> **DIRECTIVE**: Reproduce the material exactly, omitting nothing.

==== RECORD SET ====

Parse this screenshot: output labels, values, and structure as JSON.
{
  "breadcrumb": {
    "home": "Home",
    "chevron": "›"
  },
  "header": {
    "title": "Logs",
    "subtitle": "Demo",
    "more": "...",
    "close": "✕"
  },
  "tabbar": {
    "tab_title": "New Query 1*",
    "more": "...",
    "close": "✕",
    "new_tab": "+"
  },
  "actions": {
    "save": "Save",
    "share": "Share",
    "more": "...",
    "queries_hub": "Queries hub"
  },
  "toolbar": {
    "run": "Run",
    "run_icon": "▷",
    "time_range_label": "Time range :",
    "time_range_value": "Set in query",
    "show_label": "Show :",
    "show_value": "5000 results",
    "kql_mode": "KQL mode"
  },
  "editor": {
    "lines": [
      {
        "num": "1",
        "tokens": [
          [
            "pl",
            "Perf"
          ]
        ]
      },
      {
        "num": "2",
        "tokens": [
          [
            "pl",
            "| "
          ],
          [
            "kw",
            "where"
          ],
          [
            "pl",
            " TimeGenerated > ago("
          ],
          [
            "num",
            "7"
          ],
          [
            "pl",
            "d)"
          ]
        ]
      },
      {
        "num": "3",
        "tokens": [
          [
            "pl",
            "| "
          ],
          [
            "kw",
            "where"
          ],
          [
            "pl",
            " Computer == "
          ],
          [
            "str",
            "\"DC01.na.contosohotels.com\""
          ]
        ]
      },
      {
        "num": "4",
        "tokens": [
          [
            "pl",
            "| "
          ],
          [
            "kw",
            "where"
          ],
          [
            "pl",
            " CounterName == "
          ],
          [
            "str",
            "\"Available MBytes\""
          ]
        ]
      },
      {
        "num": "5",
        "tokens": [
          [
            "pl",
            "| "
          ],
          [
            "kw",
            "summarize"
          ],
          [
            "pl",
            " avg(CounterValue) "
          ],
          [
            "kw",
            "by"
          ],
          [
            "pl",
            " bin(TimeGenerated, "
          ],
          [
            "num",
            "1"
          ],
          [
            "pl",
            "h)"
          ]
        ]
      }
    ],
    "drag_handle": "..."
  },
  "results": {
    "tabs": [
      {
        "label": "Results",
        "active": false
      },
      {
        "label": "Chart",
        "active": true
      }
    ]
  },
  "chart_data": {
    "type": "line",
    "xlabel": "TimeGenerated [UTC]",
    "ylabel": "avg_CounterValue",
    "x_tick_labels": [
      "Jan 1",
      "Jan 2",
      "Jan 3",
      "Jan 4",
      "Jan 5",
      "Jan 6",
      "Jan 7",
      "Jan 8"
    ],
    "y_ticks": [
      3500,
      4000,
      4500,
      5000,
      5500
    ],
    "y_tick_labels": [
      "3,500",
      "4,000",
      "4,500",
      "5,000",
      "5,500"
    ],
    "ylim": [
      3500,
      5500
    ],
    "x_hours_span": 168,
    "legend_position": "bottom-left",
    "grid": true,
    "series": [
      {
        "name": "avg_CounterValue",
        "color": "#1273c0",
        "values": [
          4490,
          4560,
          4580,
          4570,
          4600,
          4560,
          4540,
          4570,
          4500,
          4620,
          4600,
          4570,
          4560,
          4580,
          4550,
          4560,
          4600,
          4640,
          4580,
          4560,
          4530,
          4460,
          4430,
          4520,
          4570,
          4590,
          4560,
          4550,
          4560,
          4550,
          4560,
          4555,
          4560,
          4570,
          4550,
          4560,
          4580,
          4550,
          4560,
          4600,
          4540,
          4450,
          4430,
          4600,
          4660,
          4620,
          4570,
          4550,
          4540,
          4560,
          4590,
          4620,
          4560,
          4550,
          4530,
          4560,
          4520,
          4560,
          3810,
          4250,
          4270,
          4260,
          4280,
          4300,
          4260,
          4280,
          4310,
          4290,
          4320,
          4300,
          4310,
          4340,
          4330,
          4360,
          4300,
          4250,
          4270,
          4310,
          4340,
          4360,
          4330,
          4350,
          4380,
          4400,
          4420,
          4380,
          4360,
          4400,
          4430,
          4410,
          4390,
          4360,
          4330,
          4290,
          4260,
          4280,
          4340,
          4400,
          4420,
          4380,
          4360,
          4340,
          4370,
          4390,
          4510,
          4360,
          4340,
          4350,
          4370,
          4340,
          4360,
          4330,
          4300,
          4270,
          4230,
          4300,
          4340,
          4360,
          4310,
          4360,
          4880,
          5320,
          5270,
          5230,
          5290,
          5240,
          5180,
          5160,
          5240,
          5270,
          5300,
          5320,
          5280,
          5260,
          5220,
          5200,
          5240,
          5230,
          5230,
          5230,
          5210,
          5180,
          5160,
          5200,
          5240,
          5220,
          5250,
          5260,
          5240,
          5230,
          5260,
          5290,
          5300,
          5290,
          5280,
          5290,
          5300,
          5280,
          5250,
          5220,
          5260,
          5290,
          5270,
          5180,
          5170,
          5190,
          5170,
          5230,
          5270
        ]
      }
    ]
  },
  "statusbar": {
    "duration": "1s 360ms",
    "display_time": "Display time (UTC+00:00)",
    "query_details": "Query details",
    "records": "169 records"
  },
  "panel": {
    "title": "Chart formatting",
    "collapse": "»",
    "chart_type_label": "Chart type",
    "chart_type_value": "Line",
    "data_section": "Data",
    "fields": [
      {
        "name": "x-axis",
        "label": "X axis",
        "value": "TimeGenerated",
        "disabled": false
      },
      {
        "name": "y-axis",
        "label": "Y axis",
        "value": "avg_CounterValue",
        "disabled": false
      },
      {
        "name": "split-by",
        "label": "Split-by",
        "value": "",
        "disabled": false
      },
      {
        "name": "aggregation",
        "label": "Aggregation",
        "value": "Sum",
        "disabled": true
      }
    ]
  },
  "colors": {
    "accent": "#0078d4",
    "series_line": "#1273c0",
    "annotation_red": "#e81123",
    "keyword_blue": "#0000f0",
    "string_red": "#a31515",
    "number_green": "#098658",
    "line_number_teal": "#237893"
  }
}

====

> **SOLUTION TO THIS EXERCISE**:
Parse this screenshot: output labels, values, and structure as JSON.
{
  "breadcrumb": {
    "home": "Home",
    "chevron": "›"
  },
  "header": {
    "title": "Logs",
    "subtitle": "Demo",
    "more": "...",
    "close": "✕"
  },
  "tabbar": {
    "tab_title": "New Query 1*",
    "more": "...",
    "close": "✕",
    "new_tab": "+"
  },
  "actions": {
    "save": "Save",
    "share": "Share",
    "more": "...",
    "queries_hub": "Queries hub"
  },
  "toolbar": {
    "run": "Run",
    "run_icon": "▷",
    "time_range_label": "Time range :",
    "time_range_value": "Set in query",
    "show_label": "Show :",
    "show_value": "5000 results",
    "kql_mode": "KQL mode"
  },
  "editor": {
    "lines": [
      {
        "num": "1",
        "tokens": [
          [
            "pl",
            "Perf"
          ]
        ]
      },
      {
        "num": "2",
        "tokens": [
          [
            "pl",
            "| "
          ],
          [
            "kw",
            "where"
          ],
          [
            "pl",
            " TimeGenerated > ago("
          ],
          [
            "num",
            "7"
          ],
          [
            "pl",
            "d)"
          ]
        ]
      },
      {
        "num": "3",
        "tokens": [
          [
            "pl",
            "| "
          ],
          [
            "kw",
            "where"
          ],
          [
            "pl",
            " Computer == "
          ],
          [
            "str",
            "\"DC01.na.contosohotels.com\""
          ]
        ]
      },
      {
        "num": "4",
        "tokens": [
          [
            "pl",
            "| "
          ],
          [
            "kw",
            "where"
          ],
          [
            "pl",
            " CounterName == "
          ],
          [
            "str",
            "\"Available MBytes\""
          ]
        ]
      },
      {
        "num": "5",
        "tokens": [
          [
            "pl",
            "| "
          ],
          [
            "kw",
            "summarize"
          ],
          [
            "pl",
            " avg(CounterValue) "
          ],
          [
            "kw",
            "by"
          ],
          [
            "pl",
            " bin(TimeGenerated, "
          ],
          [
            "num",
            "1"
          ],
          [
            "pl",
            "h)"
          ]
        ]
      }
    ],
    "drag_handle": "..."
  },
  "results": {
    "tabs": [
      {
        "label": "Results",
        "active": false
      },
      {
        "label": "Chart",
        "active": true
      }
    ]
  },
  "chart_data": {
    "type": "line",
    "xlabel": "TimeGenerated [UTC]",
    "ylabel": "avg_CounterValue",
    "x_tick_labels": [
      "Jan 1",
      "Jan 2",
      "Jan 3",
      "Jan 4",
      "Jan 5",
      "Jan 6",
      "Jan 7",
      "Jan 8"
    ],
    "y_ticks": [
      3500,
      4000,
      4500,
      5000,
      5500
    ],
    "y_tick_labels": [
      "3,500",
      "4,000",
      "4,500",
      "5,000",
      "5,500"
    ],
    "ylim": [
      3500,
      5500
    ],
    "x_hours_span": 168,
    "legend_position": "bottom-left",
    "grid": true,
    "series": [
      {
        "name": "avg_CounterValue",
        "color": "#1273c0",
        "values": [
          4490,
          4560,
          4580,
          4570,
          4600,
          4560,
          4540,
          4570,
          4500,
          4620,
          4600,
          4570,
          4560,
          4580,
          4550,
          4560,
          4600,
          4640,
          4580,
          4560,
          4530,
          4460,
          4430,
          4520,
          4570,
          4590,
          4560,
          4550,
          4560,
          4550,
          4560,
          4555,
          4560,
          4570,
          4550,
          4560,
          4580,
          4550,
          4560,
          4600,
          4540,
          4450,
          4430,
          4600,
          4660,
          4620,
          4570,
          4550,
          4540,
          4560,
          4590,
          4620,
          4560,
          4550,
          4530,
          4560,
          4520,
          4560,
          3810,
          4250,
          4270,
          4260,
          4280,
          4300,
          4260,
          4280,
          4310,
          4290,
          4320,
          4300,
          4310,
          4340,
          4330,
          4360,
          4300,
          4250,
          4270,
          4310,
          4340,
          4360,
          4330,
          4350,
          4380,
          4400,
          4420,
          4380,
          4360,
          4400,
          4430,
          4410,
          4390,
          4360,
          4330,
          4290,
          4260,
          4280,
          4340,
          4400,
          4420,
          4380,
          4360,
          4340,
          4370,
          4390,
          4510,
          4360,
          4340,
          4350,
          4370,
          4340,
          4360,
          4330,
          4300,
          4270,
          4230,
          4300,
          4340,
          4360,
          4310,
          4360,
          4880,
          5320,
          5270,
          5230,
          5290,
          5240,
          5180,
          5160,
          5240,
          5270,
          5300,
          5320,
          5280,
          5260,
          5220,
          5200,
          5240,
          5230,
          5230,
          5230,
          5210,
          5180,
          5160,
          5200,
          5240,
          5220,
          5250,
          5260,
          5240,
          5230,
          5260,
          5290,
          5300,
          5290,
          5280,
          5290,
          5300,
          5280,
          5250,
          5220,
          5260,
          5290,
          5270,
          5180,
          5170,
          5190,
          5170,
          5230,
          5270
        ]
      }
    ]
  },
  "statusbar": {
    "duration": "1s 360ms",
    "display_time": "Display time (UTC+00:00)",
    "query_details": "Query details",
    "records": "169 records"
  },
  "panel": {
    "title": "Chart formatting",
    "collapse": "»",
    "chart_type_label": "Chart type",
    "chart_type_value": "Line",
    "data_section": "Data",
    "fields": [
      {
        "name": "x-axis",
        "label": "X axis",
        "value": "TimeGenerated",
        "disabled": false
      },
      {
        "name": "y-axis",
        "label": "Y axis",
        "value": "avg_CounterValue",
        "disabled": false
      },
      {
        "name": "split-by",
        "label": "Split-by",
        "value": "",
        "disabled": false
      },
      {
        "name": "aggregation",
        "label": "Aggregation",
        "value": "Sum",
        "disabled": true
      }
    ]
  },
  "colors": {
    "accent": "#0078d4",
    "series_line": "#1273c0",
    "annotation_red": "#e81123",
    "keyword_blue": "#0000f0",
    "string_red": "#a31515",
    "number_green": "#098658",
    "line_number_teal": "#237893"
  }
}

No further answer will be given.